* PROBLEM DETAILS *
In this exercise, reproduce all the entries that follow exactly.

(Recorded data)
— start —
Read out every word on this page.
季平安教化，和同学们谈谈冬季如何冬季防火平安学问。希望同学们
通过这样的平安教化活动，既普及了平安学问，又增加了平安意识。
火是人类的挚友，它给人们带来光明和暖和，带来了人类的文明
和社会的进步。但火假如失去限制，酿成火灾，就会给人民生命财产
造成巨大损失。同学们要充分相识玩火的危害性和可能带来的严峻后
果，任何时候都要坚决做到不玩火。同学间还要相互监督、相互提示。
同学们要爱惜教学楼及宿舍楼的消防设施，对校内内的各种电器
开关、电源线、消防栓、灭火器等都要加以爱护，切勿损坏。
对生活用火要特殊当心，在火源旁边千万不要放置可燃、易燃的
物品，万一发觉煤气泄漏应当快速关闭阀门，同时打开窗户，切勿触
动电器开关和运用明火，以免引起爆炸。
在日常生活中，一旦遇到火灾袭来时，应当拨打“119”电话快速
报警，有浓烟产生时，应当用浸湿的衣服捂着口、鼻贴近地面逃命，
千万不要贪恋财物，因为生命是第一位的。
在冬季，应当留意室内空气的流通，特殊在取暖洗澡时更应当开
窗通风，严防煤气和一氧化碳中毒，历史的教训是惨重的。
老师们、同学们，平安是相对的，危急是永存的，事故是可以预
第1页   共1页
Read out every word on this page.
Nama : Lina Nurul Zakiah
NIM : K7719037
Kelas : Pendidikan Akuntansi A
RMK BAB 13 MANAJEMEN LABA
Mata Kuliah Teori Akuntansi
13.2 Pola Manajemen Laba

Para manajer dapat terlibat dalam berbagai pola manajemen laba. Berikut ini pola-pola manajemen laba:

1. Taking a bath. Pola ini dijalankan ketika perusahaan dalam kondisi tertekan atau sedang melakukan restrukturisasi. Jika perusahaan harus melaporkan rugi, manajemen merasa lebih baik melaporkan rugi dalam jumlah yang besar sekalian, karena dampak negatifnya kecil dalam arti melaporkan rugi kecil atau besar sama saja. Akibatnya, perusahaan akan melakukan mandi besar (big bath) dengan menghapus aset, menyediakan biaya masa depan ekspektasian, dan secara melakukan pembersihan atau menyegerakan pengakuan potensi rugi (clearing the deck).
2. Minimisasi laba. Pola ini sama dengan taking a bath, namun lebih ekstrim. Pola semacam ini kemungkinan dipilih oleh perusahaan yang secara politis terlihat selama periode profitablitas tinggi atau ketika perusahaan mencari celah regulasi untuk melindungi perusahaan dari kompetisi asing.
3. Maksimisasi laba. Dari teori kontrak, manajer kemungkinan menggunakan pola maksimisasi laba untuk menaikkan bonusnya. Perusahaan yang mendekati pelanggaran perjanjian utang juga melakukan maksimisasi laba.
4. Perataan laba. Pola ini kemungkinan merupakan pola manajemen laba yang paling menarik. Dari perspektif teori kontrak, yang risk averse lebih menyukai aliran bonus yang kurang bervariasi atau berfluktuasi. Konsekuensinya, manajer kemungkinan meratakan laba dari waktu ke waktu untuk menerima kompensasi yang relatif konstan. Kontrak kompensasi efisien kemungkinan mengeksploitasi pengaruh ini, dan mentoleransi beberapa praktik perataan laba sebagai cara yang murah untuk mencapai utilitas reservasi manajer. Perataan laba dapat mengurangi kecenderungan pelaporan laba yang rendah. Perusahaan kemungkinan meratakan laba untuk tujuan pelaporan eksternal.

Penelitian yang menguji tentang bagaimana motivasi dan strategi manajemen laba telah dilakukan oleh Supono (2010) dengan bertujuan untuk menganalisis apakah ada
— end —
* OUTPUT BELOW *
Read out every word on this page.
季平安教化，和同学们谈谈冬季如何冬季防火平安学问。希望同学们
通过这样的平安教化活动，既普及了平安学问，又增加了平安意识。
火是人类的挚友，它给人们带来光明和暖和，带来了人类的文明
和社会的进步。但火假如失去限制，酿成火灾，就会给人民生命财产
造成巨大损失。同学们要充分相识玩火的危害性和可能带来的严峻后
果，任何时候都要坚决做到不玩火。同学间还要相互监督、相互提示。
同学们要爱惜教学楼及宿舍楼的消防设施，对校内内的各种电器
开关、电源线、消防栓、灭火器等都要加以爱护，切勿损坏。
对生活用火要特殊当心，在火源旁边千万不要放置可燃、易燃的
物品，万一发觉煤气泄漏应当快速关闭阀门，同时打开窗户，切勿触
动电器开关和运用明火，以免引起爆炸。
在日常生活中，一旦遇到火灾袭来时，应当拨打“119”电话快速
报警，有浓烟产生时，应当用浸湿的衣服捂着口、鼻贴近地面逃命，
千万不要贪恋财物，因为生命是第一位的。
在冬季，应当留意室内空气的流通，特殊在取暖洗澡时更应当开
窗通风，严防煤气和一氧化碳中毒，历史的教训是惨重的。
老师们、同学们，平安是相对的，危急是永存的，事故是可以预
第1页   共1页
Read out every word on this page.
Nama : Lina Nurul Zakiah
NIM : K7719037
Kelas : Pendidikan Akuntansi A
RMK BAB 13 MANAJEMEN LABA
Mata Kuliah Teori Akuntansi
13.2 Pola Manajemen Laba

Para manajer dapat terlibat dalam berbagai pola manajemen laba. Berikut ini pola-pola manajemen laba:

1. Taking a bath. Pola ini dijalankan ketika perusahaan dalam kondisi tertekan atau sedang melakukan restrukturisasi. Jika perusahaan harus melaporkan rugi, manajemen merasa lebih baik melaporkan rugi dalam jumlah yang besar sekalian, karena dampak negatifnya kecil dalam arti melaporkan rugi kecil atau besar sama saja. Akibatnya, perusahaan akan melakukan mandi besar (big bath) dengan menghapus aset, menyediakan biaya masa depan ekspektasian, dan secara melakukan pembersihan atau menyegerakan pengakuan potensi rugi (clearing the deck).
2. Minimisasi laba. Pola ini sama dengan taking a bath, namun lebih ekstrim. Pola semacam ini kemungkinan dipilih oleh perusahaan yang secara politis terlihat selama periode profitablitas tinggi atau ketika perusahaan mencari celah regulasi untuk melindungi perusahaan dari kompetisi asing.
3. Maksimisasi laba. Dari teori kontrak, manajer kemungkinan menggunakan pola maksimisasi laba untuk menaikkan bonusnya. Perusahaan yang mendekati pelanggaran perjanjian utang juga melakukan maksimisasi laba.
4. Perataan laba. Pola ini kemungkinan merupakan pola manajemen laba yang paling menarik. Dari perspektif teori kontrak, yang risk averse lebih menyukai aliran bonus yang kurang bervariasi atau berfluktuasi. Konsekuensinya, manajer kemungkinan meratakan laba dari waktu ke waktu untuk menerima kompensasi yang relatif konstan. Kontrak kompensasi efisien kemungkinan mengeksploitasi pengaruh ini, dan mentoleransi beberapa praktik perataan laba sebagai cara yang murah untuk mencapai utilitas reservasi manajer. Perataan laba dapat mengurangi kecenderungan pelaporan laba yang rendah. Perusahaan kemungkinan meratakan laba untuk tujuan pelaporan eksternal.

Penelitian yang menguji tentang bagaimana motivasi dan strategi manajemen laba telah dilakukan oleh Supono (2010) dengan bertujuan untuk menganalisis apakah ada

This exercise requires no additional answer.